TEXTE À LIRE »
>>>>>

35 En particulier, la Cour a déjà jugé qu’elle était manifestement incompétente pour répondre à des questions préjudicielles concernant la reconnaissance d’une décision de divorce rendue dans un État tiers et a fait observer, notamment, que, conformément à l’article 2, point 4, et à l’article 21, paragraphe 1, du règlement no 2201/2003, ce règlement se limite à la reconnaissance de décisions rendues par une juridiction d’un État membre (ordonnance du 12 mai 2016, Sahyouni, C‑281/15, EU:C:2016:343, points 21, 22 et 33).
36 Or, contrairement aux règles régissant la reconnaissance et l’exécution des décisions judiciaires prévues par le règlement no 2201/2003, ce règlement ne prévoit pas, ainsi qu’il découle en particulier des points 32 et 33 du présent arrêt, de disposition qui limiterait expressément le champ d’application territorial de l’ensemble des règles relatives à la compétence prévues par ledit règlement.

<<<<<

ENREGISTREMENTS AFFICHÉS »
>>>>>

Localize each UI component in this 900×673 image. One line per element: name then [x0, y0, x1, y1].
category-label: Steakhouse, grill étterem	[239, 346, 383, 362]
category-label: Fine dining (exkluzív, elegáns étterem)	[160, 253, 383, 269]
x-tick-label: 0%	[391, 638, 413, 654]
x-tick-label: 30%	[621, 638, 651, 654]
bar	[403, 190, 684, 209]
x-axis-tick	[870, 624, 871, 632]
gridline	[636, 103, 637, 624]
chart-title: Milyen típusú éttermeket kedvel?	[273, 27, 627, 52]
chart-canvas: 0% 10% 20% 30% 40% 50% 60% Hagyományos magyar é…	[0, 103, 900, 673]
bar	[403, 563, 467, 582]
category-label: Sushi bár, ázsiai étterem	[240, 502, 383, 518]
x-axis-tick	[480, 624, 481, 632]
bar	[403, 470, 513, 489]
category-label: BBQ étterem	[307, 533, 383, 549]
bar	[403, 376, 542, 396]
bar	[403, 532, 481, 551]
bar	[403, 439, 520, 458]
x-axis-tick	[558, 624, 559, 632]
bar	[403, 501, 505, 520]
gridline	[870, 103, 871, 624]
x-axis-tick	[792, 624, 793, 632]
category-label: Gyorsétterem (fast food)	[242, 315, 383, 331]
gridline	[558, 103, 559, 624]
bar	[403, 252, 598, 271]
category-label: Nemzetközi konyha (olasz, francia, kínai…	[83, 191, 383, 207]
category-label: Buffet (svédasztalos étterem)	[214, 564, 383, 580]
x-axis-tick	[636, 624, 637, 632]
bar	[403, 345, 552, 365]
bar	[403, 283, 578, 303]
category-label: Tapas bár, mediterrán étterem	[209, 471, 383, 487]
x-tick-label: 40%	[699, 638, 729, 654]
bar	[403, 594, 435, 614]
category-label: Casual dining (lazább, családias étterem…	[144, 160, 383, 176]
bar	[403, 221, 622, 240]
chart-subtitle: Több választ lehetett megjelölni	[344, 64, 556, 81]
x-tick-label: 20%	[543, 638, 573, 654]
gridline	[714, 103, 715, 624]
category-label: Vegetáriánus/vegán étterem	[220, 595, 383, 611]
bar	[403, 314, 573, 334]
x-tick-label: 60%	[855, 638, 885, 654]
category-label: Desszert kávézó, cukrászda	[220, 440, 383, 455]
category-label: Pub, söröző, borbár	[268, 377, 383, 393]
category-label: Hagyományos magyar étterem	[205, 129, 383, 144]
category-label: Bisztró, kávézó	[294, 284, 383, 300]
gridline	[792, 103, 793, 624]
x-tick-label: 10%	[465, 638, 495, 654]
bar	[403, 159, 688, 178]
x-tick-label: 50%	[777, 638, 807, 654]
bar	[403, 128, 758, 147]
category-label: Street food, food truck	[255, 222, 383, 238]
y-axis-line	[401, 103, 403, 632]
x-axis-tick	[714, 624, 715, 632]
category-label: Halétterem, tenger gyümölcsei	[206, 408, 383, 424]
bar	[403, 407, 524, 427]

<<<<<

ÉNONCÉ DU PROBLÈME » Pourriez-vous restituer tel quel, dans le texte sur le règlement no 2201/2003, tout ce qui va de « 35 En particulier, la » jusqu'à « 21, 22 et 33). » ?

SOLUTION PROPOSÉE »
35 En particulier, la Cour a déjà jugé qu’elle était manifestement incompétente pour répondre à des questions préjudicielles concernant la reconnaissance d’une décision de divorce rendue dans un État tiers et a fait observer, notamment, que, conformément à l’article 2, point 4, et à l’article 21, paragraphe 1, du règlement no 2201/2003, ce règlement se limite à la reconnaissance de décisions rendues par une juridiction d’un État membre (ordonnance du 12 mai 2016, Sahyouni, C‑281/15, EU:C:2016:343, points 21, 22 et 33).